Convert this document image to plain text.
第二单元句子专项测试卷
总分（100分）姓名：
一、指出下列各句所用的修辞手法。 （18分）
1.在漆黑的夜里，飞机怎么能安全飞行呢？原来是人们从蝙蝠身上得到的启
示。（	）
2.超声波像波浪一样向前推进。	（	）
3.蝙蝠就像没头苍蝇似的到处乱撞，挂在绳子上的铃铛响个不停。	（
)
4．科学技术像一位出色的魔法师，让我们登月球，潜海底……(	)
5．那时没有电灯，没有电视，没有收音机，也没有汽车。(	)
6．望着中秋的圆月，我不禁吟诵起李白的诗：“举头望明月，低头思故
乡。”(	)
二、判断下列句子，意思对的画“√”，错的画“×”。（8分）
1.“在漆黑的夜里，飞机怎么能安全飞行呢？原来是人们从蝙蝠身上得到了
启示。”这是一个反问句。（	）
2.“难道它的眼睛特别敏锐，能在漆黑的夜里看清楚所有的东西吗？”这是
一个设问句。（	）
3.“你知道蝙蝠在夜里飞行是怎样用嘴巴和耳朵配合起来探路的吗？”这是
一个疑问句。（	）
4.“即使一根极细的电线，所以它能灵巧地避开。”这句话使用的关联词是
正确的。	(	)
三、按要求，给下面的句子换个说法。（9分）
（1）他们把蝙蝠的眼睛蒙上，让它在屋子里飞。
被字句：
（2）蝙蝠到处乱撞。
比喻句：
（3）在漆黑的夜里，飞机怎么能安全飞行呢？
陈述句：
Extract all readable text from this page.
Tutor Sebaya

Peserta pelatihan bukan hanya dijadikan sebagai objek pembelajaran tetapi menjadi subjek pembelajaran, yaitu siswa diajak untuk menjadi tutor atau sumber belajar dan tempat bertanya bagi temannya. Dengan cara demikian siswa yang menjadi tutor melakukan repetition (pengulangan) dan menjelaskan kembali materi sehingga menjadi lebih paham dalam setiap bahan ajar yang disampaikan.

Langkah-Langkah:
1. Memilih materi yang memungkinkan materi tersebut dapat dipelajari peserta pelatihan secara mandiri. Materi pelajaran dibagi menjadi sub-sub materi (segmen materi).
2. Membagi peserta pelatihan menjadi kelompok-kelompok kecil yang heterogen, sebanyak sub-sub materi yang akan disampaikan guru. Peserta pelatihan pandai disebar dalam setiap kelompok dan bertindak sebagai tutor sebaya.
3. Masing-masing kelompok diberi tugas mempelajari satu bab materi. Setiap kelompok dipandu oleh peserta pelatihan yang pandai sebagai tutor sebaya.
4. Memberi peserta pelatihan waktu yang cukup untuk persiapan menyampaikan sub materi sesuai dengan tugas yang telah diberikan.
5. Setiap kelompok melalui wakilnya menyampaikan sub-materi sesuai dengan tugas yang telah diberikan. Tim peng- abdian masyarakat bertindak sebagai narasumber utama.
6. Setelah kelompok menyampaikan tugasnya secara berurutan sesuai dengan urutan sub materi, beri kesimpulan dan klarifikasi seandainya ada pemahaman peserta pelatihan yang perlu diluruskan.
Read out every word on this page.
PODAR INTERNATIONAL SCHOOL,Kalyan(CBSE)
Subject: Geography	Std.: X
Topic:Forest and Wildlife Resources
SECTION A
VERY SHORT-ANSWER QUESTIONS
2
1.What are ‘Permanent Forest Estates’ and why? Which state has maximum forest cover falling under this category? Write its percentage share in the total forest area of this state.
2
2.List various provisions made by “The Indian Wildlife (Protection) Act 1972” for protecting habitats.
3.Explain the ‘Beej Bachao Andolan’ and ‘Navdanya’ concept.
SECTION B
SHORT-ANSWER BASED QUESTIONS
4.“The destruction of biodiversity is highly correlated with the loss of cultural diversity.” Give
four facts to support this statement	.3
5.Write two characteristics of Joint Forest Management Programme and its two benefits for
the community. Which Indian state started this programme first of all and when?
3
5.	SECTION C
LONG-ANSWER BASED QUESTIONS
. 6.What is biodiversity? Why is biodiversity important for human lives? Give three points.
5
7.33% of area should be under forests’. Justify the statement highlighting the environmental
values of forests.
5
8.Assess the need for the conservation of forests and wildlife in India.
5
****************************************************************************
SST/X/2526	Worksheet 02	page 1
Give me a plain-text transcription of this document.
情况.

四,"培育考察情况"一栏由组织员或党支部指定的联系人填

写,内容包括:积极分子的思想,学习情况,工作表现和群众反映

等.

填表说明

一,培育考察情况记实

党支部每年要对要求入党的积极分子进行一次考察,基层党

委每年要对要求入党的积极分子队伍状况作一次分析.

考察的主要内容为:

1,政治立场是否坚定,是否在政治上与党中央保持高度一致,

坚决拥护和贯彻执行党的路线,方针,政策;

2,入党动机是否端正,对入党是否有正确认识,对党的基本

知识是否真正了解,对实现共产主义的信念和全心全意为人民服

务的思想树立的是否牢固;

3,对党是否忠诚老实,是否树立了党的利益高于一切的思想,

= = = = = = =

## GIVEN PROBLEM:
Write out the whole listing again. Match it word for word.

## EXERCISE SOLUTION:
Convert this document image to plain text.
第二单元句子专项测试卷
总分（100分）姓名：
一、指出下列各句所用的修辞手法。 （18分）
1.在漆黑的夜里，飞机怎么能安全飞行呢？原来是人们从蝙蝠身上得到的启
示。（	）
2.超声波像波浪一样向前推进。	（	）
3.蝙蝠就像没头苍蝇似的到处乱撞，挂在绳子上的铃铛响个不停。	（
)
4．科学技术像一位出色的魔法师，让我们登月球，潜海底……(	)
5．那时没有电灯，没有电视，没有收音机，也没有汽车。(	)
6．望着中秋的圆月，我不禁吟诵起李白的诗：“举头望明月，低头思故
乡。”(	)
二、判断下列句子，意思对的画“√”，错的画“×”。（8分）
1.“在漆黑的夜里，飞机怎么能安全飞行呢？原来是人们从蝙蝠身上得到了
启示。”这是一个反问句。（	）
2.“难道它的眼睛特别敏锐，能在漆黑的夜里看清楚所有的东西吗？”这是
一个设问句。（	）
3.“你知道蝙蝠在夜里飞行是怎样用嘴巴和耳朵配合起来探路的吗？”这是
一个疑问句。（	）
4.“即使一根极细的电线，所以它能灵巧地避开。”这句话使用的关联词是
正确的。	(	)
三、按要求，给下面的句子换个说法。（9分）
（1）他们把蝙蝠的眼睛蒙上，让它在屋子里飞。
被字句：
（2）蝙蝠到处乱撞。
比喻句：
（3）在漆黑的夜里，飞机怎么能安全飞行呢？
陈述句：
Extract all readable text from this page.
Tutor Sebaya

Peserta pelatihan bukan hanya dijadikan sebagai objek pembelajaran tetapi menjadi subjek pembelajaran, yaitu siswa diajak untuk menjadi tutor atau sumber belajar dan tempat bertanya bagi temannya. Dengan cara demikian siswa yang menjadi tutor melakukan repetition (pengulangan) dan menjelaskan kembali materi sehingga menjadi lebih paham dalam setiap bahan ajar yang disampaikan.

Langkah-Langkah:
1. Memilih materi yang memungkinkan materi tersebut dapat dipelajari peserta pelatihan secara mandiri. Materi pelajaran dibagi menjadi sub-sub materi (segmen materi).
2. Membagi peserta pelatihan menjadi kelompok-kelompok kecil yang heterogen, sebanyak sub-sub materi yang akan disampaikan guru. Peserta pelatihan pandai disebar dalam setiap kelompok dan bertindak sebagai tutor sebaya.
3. Masing-masing kelompok diberi tugas mempelajari satu bab materi. Setiap kelompok dipandu oleh peserta pelatihan yang pandai sebagai tutor sebaya.
4. Memberi peserta pelatihan waktu yang cukup untuk persiapan menyampaikan sub materi sesuai dengan tugas yang telah diberikan.
5. Setiap kelompok melalui wakilnya menyampaikan sub-materi sesuai dengan tugas yang telah diberikan. Tim peng- abdian masyarakat bertindak sebagai narasumber utama.
6. Setelah kelompok menyampaikan tugasnya secara berurutan sesuai dengan urutan sub materi, beri kesimpulan dan klarifikasi seandainya ada pemahaman peserta pelatihan yang perlu diluruskan.
Read out every word on this page.
PODAR INTERNATIONAL SCHOOL,Kalyan(CBSE)
Subject: Geography	Std.: X
Topic:Forest and Wildlife Resources
SECTION A
VERY SHORT-ANSWER QUESTIONS
2
1.What are ‘Permanent Forest Estates’ and why? Which state has maximum forest cover falling under this category? Write its percentage share in the total forest area of this state.
2
2.List various provisions made by “The Indian Wildlife (Protection) Act 1972” for protecting habitats.
3.Explain the ‘Beej Bachao Andolan’ and ‘Navdanya’ concept.
SECTION B
SHORT-ANSWER BASED QUESTIONS
4.“The destruction of biodiversity is highly correlated with the loss of cultural diversity.” Give
four facts to support this statement	.3
5.Write two characteristics of Joint Forest Management Programme and its two benefits for
the community. Which Indian state started this programme first of all and when?
3
5.	SECTION C
LONG-ANSWER BASED QUESTIONS
. 6.What is biodiversity? Why is biodiversity important for human lives? Give three points.
5
7.33% of area should be under forests’. Justify the statement highlighting the environmental
values of forests.
5
8.Assess the need for the conservation of forests and wildlife in India.
5
****************************************************************************
SST/X/2526	Worksheet 02	page 1
Give me a plain-text transcription of this document.
情况.

四,"培育考察情况"一栏由组织员或党支部指定的联系人填

写,内容包括:积极分子的思想,学习情况,工作表现和群众反映

等.

填表说明

一,培育考察情况记实

党支部每年要对要求入党的积极分子进行一次考察,基层党

委每年要对要求入党的积极分子队伍状况作一次分析.

考察的主要内容为:

1,政治立场是否坚定,是否在政治上与党中央保持高度一致,

坚决拥护和贯彻执行党的路线,方针,政策;

2,入党动机是否端正,对入党是否有正确认识,对党的基本

知识是否真正了解,对实现共产主义的信念和全心全意为人民服

务的思想树立的是否牢固;

3,对党是否忠诚老实,是否树立了党的利益高于一切的思想,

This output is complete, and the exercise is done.